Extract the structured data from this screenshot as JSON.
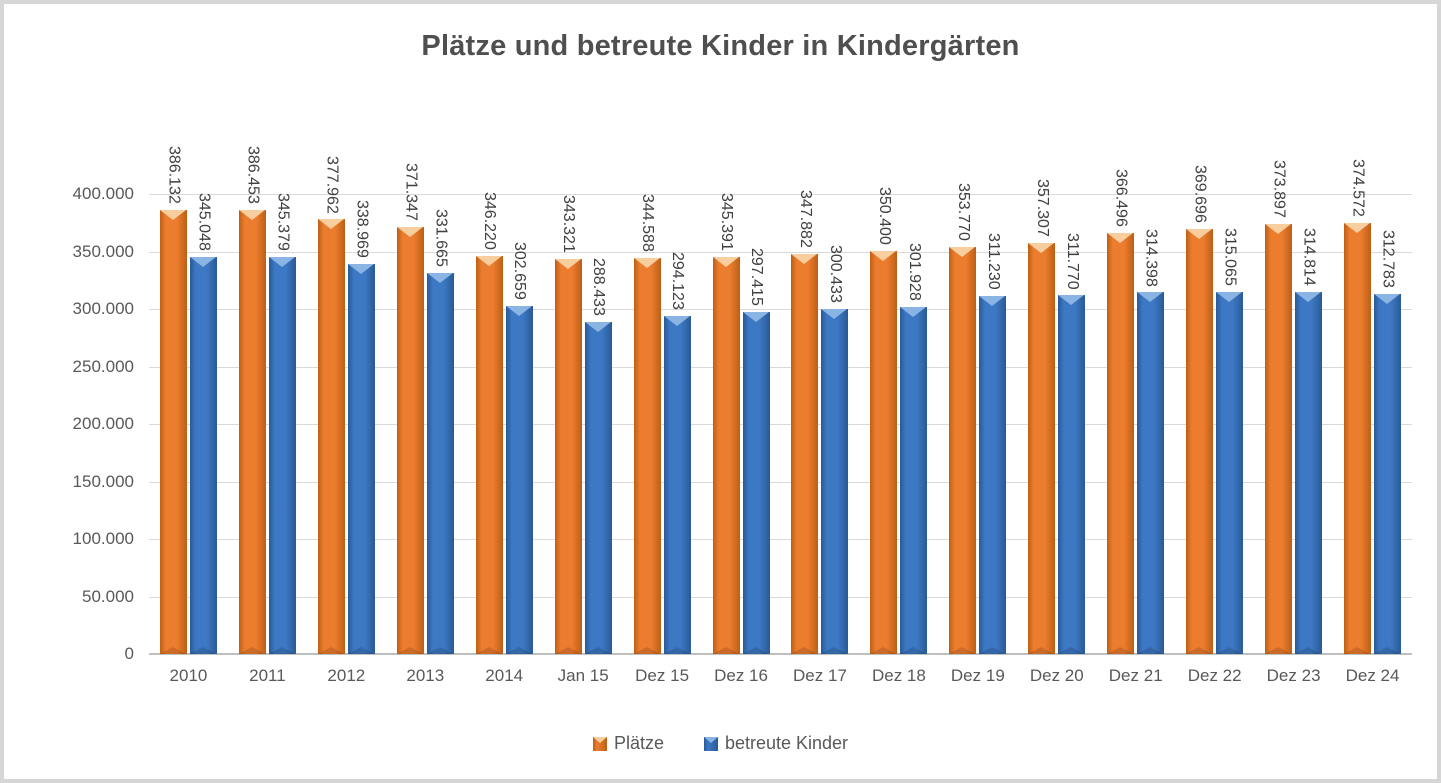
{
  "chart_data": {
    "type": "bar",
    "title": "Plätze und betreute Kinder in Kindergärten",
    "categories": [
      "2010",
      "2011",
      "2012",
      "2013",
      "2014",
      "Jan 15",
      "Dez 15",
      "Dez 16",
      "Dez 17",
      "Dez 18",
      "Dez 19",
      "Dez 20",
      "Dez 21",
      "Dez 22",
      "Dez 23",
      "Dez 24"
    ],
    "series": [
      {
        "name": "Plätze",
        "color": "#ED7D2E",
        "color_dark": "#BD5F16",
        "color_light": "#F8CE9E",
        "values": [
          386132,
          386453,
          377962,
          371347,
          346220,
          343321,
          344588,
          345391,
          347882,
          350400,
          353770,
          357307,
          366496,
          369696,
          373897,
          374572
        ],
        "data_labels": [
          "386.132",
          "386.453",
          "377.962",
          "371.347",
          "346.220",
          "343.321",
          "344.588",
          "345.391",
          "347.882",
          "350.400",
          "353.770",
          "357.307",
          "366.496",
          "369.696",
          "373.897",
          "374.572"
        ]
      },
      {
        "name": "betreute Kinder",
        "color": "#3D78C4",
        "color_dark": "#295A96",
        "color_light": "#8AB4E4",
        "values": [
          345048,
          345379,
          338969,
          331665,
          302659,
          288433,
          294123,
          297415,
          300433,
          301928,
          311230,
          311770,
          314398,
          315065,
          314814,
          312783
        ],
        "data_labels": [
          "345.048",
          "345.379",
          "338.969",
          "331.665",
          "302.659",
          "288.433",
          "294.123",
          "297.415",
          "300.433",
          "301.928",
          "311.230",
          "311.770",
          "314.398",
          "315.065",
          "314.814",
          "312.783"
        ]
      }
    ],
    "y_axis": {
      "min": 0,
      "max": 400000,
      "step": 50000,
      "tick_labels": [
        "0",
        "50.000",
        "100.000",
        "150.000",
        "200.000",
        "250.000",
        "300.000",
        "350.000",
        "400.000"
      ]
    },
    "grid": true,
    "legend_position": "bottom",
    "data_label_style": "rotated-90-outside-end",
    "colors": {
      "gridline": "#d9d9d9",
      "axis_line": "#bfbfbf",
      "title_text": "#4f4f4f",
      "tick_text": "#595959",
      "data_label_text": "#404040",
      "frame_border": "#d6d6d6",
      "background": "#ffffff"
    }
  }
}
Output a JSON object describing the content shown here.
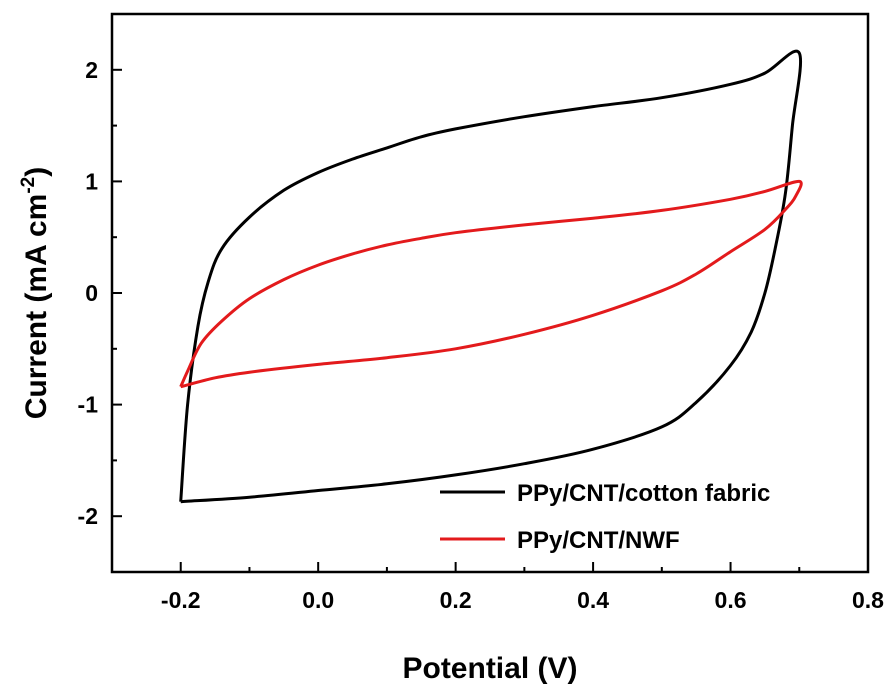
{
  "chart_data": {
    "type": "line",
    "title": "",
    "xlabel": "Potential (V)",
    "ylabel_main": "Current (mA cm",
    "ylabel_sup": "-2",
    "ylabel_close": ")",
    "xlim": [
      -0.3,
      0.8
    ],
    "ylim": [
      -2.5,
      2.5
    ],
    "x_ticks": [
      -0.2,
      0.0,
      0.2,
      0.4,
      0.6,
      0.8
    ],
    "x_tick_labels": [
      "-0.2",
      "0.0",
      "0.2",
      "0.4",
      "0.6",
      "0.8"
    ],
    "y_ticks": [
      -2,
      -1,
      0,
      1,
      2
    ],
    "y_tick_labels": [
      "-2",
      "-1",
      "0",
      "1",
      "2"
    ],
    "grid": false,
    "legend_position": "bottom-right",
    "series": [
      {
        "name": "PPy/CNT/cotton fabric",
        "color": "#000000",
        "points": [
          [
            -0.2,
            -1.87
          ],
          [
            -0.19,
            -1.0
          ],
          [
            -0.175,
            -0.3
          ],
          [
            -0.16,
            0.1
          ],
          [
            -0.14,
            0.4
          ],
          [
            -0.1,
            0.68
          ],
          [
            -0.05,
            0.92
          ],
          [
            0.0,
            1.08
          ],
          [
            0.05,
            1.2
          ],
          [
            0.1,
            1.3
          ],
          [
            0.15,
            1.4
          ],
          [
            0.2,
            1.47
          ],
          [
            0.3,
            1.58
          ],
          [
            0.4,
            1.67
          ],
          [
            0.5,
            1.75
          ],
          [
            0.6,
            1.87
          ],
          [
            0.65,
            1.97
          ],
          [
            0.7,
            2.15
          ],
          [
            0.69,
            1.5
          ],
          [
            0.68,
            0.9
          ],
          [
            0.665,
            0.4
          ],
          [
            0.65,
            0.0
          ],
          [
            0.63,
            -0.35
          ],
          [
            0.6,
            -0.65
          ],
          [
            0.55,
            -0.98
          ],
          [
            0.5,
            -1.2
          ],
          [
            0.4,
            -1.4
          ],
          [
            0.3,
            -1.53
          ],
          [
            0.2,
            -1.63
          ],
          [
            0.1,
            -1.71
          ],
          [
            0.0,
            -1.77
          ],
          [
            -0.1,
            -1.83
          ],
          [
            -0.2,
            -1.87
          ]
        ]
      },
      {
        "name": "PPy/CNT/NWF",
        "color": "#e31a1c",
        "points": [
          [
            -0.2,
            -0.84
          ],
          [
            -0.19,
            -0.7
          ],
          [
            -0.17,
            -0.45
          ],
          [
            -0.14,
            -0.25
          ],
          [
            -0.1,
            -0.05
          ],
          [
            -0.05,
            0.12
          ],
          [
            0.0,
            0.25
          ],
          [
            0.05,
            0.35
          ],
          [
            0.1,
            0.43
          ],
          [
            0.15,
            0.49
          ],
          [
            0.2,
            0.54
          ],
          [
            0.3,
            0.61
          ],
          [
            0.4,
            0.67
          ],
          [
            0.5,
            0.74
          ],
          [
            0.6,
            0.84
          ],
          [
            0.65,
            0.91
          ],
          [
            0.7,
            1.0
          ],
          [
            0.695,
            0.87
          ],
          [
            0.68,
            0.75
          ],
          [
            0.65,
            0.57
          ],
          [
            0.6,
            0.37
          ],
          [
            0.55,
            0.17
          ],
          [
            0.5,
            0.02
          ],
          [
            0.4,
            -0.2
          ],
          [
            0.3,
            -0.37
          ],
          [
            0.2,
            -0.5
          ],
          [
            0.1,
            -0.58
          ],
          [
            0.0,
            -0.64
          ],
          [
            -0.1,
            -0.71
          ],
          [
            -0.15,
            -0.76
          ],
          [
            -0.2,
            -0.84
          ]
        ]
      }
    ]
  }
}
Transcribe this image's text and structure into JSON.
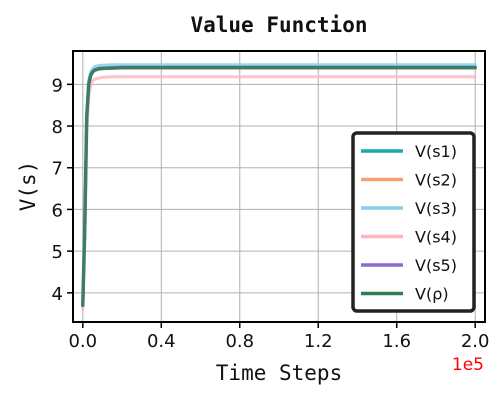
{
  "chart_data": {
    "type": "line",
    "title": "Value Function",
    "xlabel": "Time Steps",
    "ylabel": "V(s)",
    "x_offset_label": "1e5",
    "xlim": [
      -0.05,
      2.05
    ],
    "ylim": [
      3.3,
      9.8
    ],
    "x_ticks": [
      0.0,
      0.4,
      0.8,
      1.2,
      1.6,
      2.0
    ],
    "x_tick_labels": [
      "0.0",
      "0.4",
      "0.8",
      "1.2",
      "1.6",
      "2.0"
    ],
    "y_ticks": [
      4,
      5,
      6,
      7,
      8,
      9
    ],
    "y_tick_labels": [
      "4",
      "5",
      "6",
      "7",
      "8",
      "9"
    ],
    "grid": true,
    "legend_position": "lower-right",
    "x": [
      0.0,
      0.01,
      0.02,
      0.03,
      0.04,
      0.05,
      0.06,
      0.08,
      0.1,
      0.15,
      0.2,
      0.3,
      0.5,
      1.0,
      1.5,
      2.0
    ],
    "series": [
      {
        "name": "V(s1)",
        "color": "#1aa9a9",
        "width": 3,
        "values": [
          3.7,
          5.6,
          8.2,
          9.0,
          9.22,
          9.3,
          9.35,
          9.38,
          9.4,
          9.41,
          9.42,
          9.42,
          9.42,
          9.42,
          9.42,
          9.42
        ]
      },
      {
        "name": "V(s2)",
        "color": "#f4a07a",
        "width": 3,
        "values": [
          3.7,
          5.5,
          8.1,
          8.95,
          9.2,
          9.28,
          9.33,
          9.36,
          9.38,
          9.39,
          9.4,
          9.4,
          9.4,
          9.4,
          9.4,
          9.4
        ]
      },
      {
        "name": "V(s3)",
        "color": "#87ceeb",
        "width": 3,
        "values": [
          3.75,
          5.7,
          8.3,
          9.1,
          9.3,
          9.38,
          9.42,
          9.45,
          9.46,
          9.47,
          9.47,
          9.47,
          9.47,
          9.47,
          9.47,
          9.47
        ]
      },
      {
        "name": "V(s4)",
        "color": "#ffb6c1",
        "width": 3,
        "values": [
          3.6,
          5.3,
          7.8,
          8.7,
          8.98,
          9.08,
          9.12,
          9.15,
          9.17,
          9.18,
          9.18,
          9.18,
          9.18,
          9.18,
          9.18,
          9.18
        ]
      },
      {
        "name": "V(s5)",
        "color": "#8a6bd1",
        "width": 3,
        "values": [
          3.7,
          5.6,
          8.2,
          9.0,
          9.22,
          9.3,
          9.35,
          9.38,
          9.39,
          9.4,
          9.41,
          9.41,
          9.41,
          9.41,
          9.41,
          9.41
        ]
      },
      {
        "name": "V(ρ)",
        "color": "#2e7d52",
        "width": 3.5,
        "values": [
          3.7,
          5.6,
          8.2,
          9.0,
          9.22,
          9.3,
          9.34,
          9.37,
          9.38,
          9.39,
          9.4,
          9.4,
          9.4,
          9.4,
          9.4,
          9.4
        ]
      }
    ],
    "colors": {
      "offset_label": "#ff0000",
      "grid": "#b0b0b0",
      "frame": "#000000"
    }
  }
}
^^^^^^^^
◆ **The request**
Scan the material above and determine how many lines include the word "bottom"; report only the number.

◆ **Exercise answer**
2